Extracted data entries
** start **
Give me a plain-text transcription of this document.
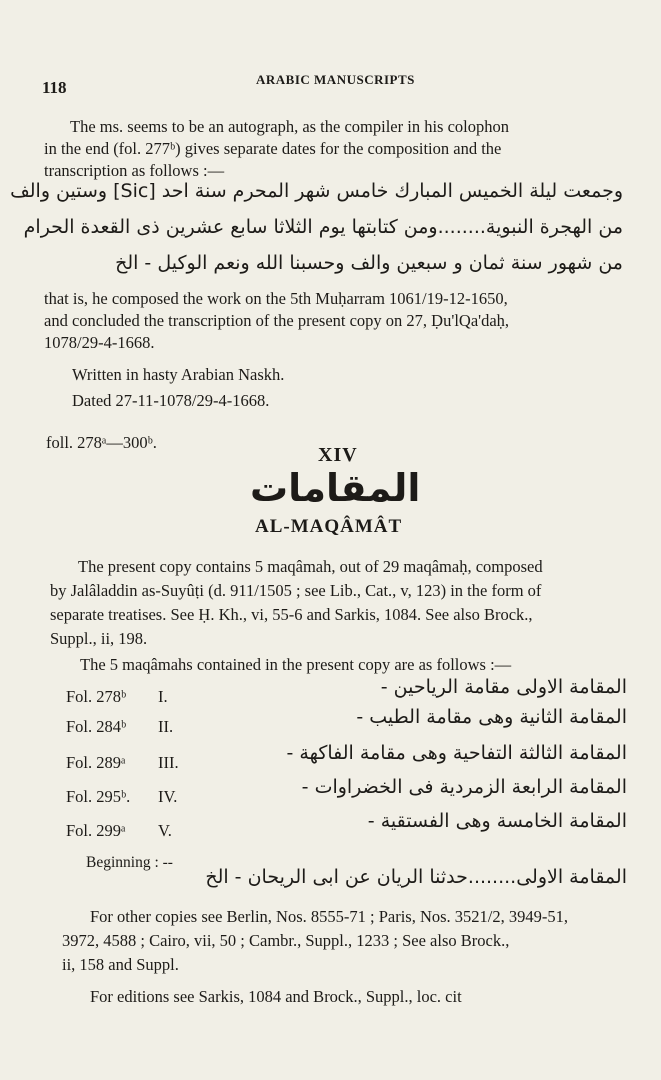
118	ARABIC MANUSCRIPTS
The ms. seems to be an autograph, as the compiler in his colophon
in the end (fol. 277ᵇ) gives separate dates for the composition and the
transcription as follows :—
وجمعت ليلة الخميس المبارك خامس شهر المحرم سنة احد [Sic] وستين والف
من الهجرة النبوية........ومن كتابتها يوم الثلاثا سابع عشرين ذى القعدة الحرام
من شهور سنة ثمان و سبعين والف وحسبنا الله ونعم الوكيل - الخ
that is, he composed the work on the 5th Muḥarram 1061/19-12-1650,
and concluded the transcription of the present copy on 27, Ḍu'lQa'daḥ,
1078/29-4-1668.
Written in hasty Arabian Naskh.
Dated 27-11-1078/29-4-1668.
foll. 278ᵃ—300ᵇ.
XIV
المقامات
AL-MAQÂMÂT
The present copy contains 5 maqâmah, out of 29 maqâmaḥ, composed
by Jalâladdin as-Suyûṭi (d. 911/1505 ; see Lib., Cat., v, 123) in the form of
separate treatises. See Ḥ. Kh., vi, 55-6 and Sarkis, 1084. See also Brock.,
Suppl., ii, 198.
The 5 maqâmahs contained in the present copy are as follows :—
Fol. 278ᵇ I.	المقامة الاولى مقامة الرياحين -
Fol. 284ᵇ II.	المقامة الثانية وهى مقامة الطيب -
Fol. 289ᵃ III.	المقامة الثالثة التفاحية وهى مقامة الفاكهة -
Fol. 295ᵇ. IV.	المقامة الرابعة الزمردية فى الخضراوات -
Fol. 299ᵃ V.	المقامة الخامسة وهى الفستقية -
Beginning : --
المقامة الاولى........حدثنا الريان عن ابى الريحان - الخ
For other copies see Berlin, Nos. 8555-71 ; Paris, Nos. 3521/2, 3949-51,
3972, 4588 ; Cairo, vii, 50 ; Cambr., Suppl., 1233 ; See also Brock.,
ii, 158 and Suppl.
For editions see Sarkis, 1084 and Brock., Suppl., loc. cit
** end **
_WRITTEN EXERCISE_. Pick each line holding the word "copy" out of the listing.

_TASK RESPONSE_.
and concluded the transcription of the present copy on 27, Ḍu'lQa'daḥ,
The present copy contains 5 maqâmah, out of 29 maqâmaḥ, composed
The 5 maqâmahs contained in the present copy are as follows :—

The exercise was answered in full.